▸ Raw records

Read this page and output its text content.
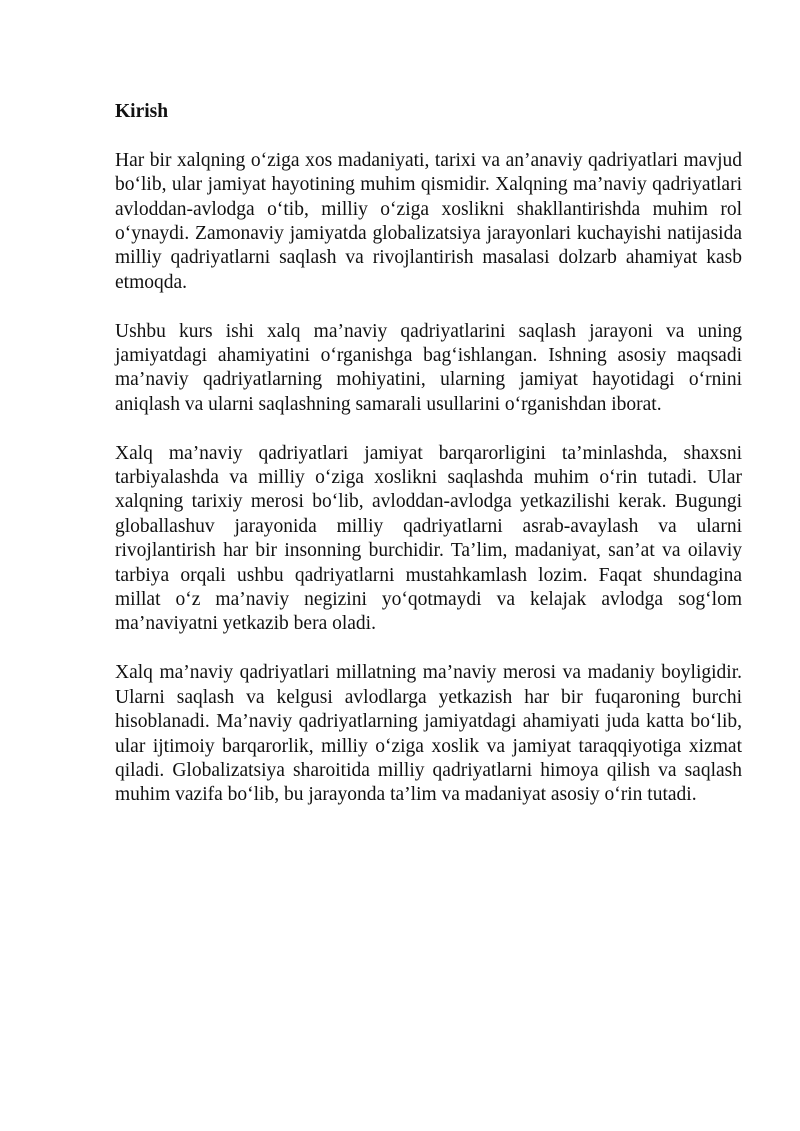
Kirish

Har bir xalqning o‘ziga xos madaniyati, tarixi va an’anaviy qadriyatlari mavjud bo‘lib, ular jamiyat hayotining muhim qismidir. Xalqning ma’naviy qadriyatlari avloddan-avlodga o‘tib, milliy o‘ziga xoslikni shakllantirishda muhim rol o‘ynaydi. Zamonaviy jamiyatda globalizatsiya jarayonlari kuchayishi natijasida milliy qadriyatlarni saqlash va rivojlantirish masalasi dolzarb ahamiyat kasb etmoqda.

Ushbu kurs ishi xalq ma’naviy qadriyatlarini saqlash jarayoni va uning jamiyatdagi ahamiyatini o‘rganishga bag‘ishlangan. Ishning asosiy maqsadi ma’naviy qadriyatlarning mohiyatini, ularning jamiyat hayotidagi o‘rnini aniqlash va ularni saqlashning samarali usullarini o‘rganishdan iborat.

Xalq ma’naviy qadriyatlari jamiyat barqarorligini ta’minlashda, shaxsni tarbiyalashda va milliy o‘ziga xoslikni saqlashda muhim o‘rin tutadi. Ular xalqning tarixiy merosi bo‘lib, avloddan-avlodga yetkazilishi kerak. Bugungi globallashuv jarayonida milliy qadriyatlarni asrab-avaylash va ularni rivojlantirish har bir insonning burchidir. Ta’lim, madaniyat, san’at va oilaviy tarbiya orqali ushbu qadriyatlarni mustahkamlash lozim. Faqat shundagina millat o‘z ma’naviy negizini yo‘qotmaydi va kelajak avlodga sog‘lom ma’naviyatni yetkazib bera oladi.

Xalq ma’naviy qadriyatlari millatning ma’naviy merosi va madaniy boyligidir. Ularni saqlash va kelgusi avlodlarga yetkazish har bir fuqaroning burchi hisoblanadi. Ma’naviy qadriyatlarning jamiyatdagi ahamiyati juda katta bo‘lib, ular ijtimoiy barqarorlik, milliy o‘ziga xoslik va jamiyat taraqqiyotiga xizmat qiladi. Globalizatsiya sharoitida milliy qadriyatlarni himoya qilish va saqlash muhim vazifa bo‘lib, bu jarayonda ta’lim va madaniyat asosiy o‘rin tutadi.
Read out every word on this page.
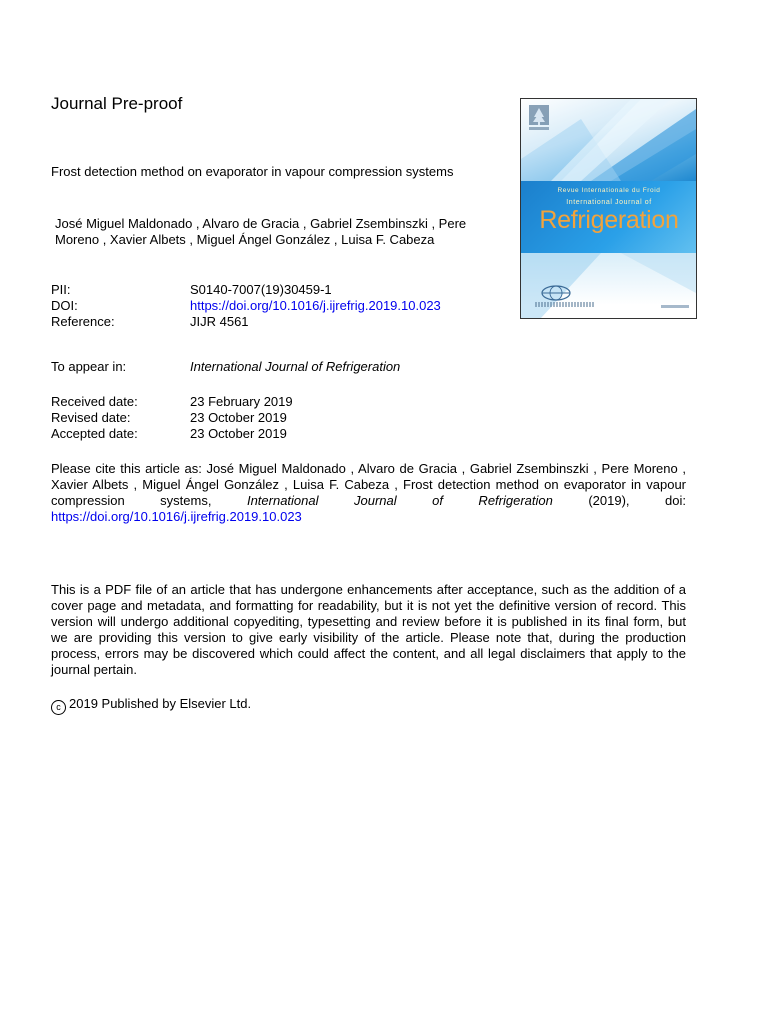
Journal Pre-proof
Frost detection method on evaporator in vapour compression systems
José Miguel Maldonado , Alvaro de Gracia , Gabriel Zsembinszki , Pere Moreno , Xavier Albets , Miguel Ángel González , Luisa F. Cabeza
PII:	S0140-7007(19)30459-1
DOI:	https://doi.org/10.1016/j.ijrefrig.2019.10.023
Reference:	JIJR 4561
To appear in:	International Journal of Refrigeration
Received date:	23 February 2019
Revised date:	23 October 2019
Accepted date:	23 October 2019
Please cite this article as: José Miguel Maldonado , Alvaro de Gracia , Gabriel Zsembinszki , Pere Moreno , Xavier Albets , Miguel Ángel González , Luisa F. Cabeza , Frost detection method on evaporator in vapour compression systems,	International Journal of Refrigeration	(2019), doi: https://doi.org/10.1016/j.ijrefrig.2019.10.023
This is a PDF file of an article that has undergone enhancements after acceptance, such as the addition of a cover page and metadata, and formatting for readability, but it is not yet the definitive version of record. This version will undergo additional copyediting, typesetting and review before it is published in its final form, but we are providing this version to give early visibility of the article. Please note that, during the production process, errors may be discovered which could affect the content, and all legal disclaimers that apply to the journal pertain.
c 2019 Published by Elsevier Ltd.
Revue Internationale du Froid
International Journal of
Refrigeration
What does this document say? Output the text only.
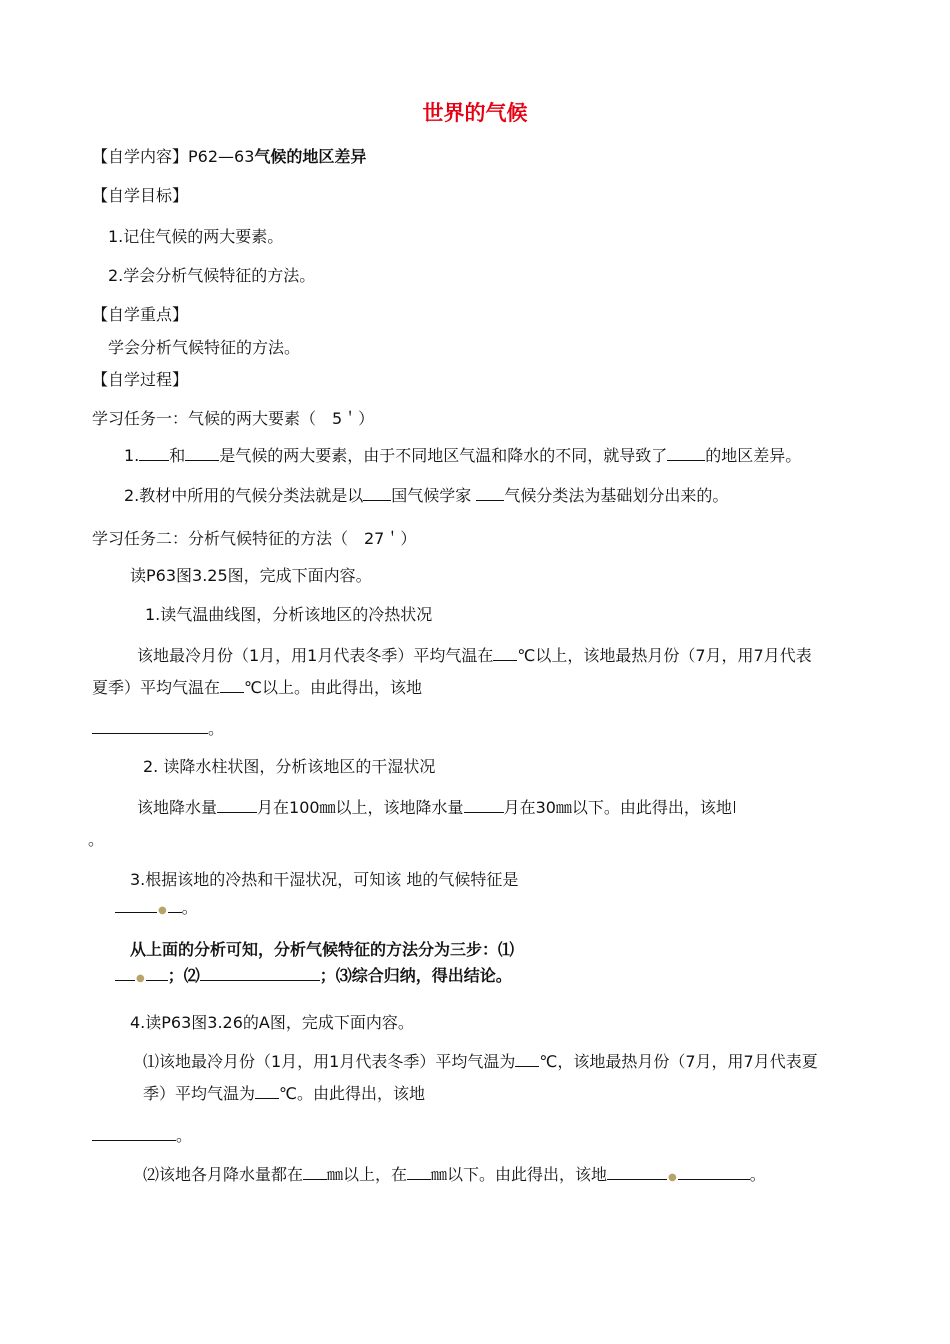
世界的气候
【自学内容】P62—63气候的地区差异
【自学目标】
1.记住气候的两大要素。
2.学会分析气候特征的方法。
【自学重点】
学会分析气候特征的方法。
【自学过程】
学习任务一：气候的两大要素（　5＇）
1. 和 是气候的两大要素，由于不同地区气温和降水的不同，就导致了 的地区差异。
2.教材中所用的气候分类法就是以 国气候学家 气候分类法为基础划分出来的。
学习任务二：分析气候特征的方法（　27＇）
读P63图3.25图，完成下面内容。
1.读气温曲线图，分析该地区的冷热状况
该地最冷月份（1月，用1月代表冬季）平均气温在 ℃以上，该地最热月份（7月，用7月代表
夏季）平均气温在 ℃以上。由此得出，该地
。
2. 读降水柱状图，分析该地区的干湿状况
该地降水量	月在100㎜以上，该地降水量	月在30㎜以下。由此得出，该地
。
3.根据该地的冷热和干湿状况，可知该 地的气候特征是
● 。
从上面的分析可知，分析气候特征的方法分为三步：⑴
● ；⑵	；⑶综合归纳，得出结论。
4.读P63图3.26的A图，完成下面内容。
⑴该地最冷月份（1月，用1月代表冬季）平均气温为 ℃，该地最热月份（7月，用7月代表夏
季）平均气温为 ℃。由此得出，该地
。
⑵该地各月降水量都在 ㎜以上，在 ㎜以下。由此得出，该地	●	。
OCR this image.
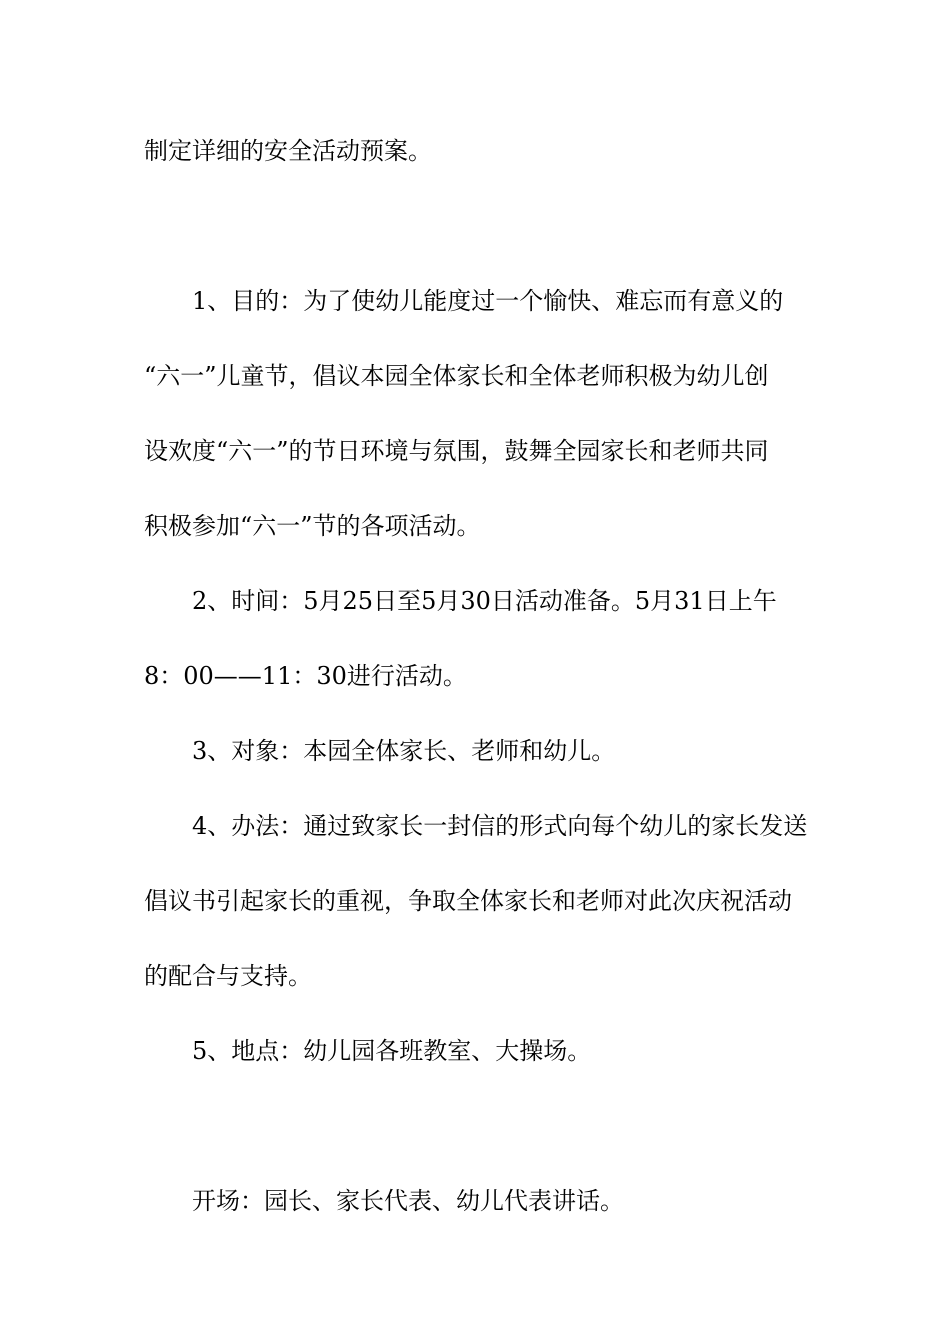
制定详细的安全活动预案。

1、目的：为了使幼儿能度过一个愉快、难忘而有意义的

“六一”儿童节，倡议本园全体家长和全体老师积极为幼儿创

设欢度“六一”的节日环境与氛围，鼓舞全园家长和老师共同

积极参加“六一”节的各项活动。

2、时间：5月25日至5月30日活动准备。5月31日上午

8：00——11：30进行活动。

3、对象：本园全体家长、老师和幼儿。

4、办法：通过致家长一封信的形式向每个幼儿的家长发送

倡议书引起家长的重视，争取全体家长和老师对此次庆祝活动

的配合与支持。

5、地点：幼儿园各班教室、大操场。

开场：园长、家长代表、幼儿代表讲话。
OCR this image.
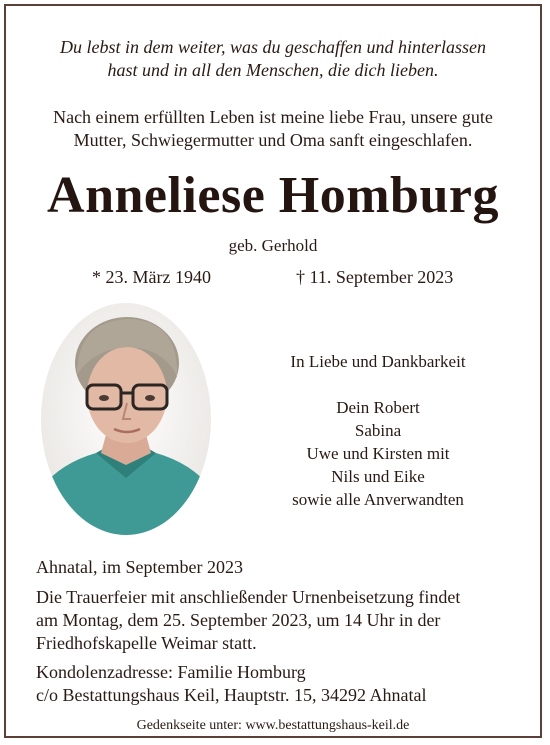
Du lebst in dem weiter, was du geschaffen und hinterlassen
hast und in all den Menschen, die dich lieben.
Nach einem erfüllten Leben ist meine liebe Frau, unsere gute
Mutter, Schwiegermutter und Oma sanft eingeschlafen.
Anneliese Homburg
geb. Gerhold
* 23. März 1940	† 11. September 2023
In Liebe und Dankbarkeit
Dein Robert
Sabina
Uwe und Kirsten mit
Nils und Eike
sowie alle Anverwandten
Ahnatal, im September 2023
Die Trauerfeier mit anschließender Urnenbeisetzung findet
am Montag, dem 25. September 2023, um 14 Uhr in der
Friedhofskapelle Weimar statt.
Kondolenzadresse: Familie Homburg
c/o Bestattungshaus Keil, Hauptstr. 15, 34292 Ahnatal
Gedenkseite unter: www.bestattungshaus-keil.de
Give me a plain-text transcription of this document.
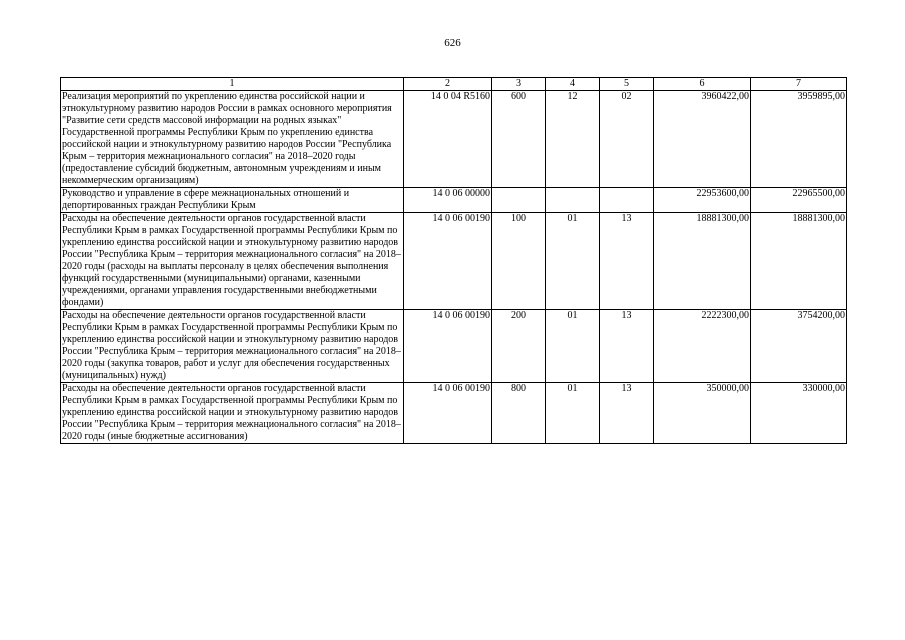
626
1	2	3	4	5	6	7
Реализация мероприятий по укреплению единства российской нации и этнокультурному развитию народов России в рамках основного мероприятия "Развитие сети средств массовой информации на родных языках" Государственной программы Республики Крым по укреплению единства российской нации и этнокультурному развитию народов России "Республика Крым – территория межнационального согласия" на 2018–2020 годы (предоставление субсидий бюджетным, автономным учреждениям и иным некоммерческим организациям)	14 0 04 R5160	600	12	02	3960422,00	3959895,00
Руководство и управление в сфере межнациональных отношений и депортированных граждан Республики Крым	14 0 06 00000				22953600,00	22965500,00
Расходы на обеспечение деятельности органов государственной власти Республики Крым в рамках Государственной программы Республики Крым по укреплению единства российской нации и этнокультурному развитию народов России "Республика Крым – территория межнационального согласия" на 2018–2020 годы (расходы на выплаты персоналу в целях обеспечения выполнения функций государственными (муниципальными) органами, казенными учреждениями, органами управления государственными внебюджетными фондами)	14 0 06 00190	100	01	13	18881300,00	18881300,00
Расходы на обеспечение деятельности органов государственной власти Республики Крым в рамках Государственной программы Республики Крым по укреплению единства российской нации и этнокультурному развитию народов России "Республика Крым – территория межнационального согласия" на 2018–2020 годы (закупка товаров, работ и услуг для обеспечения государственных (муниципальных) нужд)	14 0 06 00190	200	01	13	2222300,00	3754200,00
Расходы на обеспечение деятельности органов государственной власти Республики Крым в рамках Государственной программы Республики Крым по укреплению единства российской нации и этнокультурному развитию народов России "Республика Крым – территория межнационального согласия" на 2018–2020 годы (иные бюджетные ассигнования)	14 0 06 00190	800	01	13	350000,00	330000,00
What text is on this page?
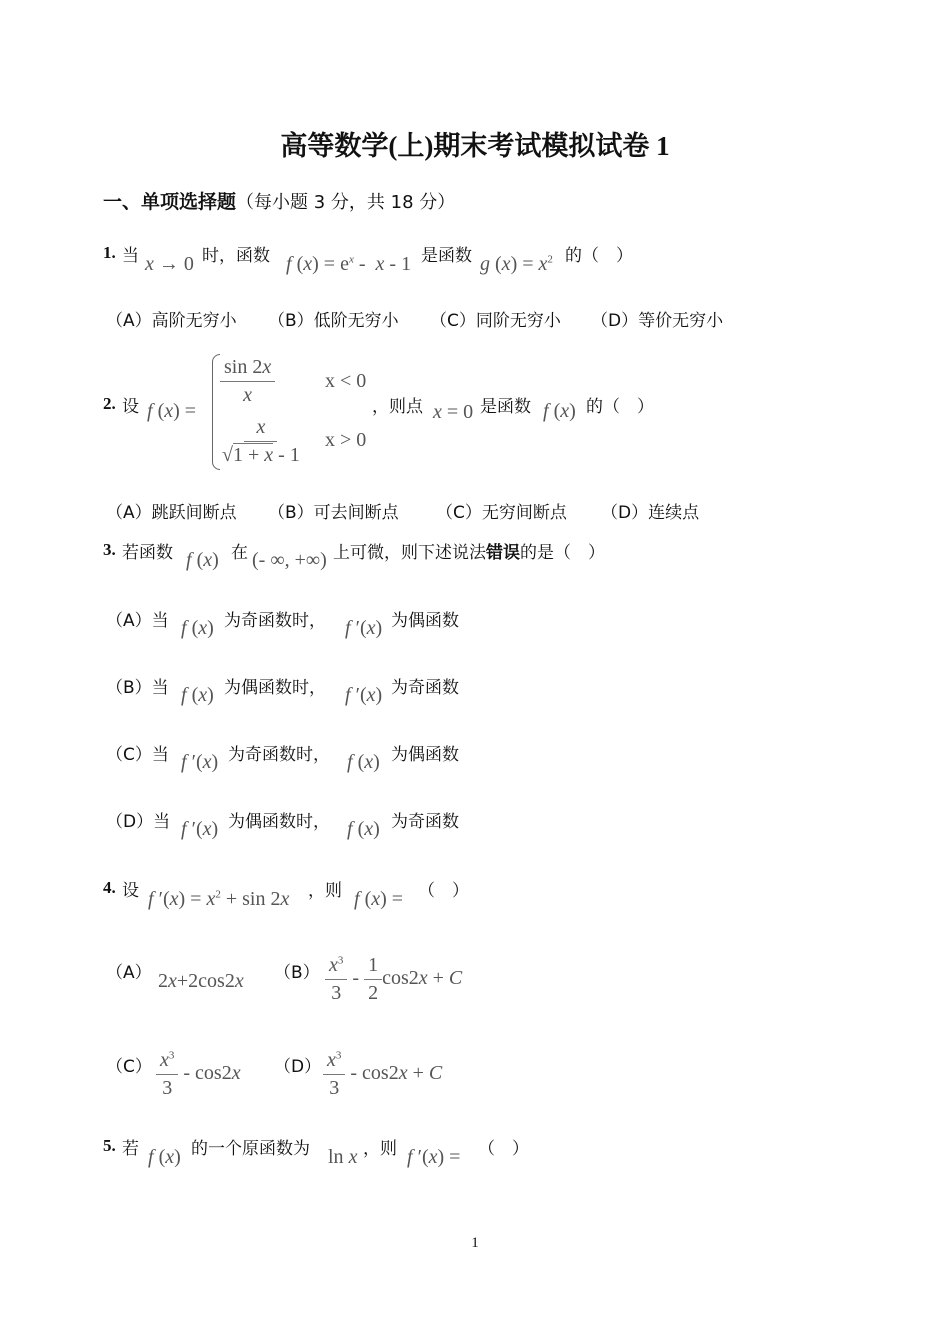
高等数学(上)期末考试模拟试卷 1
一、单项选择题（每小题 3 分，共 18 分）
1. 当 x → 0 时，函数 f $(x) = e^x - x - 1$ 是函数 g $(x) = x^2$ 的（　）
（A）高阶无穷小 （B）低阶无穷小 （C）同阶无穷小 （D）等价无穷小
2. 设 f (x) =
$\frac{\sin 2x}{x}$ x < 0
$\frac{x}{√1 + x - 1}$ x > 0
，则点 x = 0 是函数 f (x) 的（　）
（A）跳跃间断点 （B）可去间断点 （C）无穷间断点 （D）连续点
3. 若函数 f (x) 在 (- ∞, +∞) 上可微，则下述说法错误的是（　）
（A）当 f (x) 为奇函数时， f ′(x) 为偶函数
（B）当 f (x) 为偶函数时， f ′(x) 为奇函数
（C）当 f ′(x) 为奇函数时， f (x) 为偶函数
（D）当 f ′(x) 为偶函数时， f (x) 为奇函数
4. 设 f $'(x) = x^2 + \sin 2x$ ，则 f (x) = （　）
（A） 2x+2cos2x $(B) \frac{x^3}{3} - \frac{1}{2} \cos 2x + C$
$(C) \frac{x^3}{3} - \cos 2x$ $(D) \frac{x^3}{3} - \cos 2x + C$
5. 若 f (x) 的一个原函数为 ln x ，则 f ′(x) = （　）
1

▸ Goal of the exercise
In the records above, how many lines hold the string "What"? Reply with only the number.

▸ Correct answer
2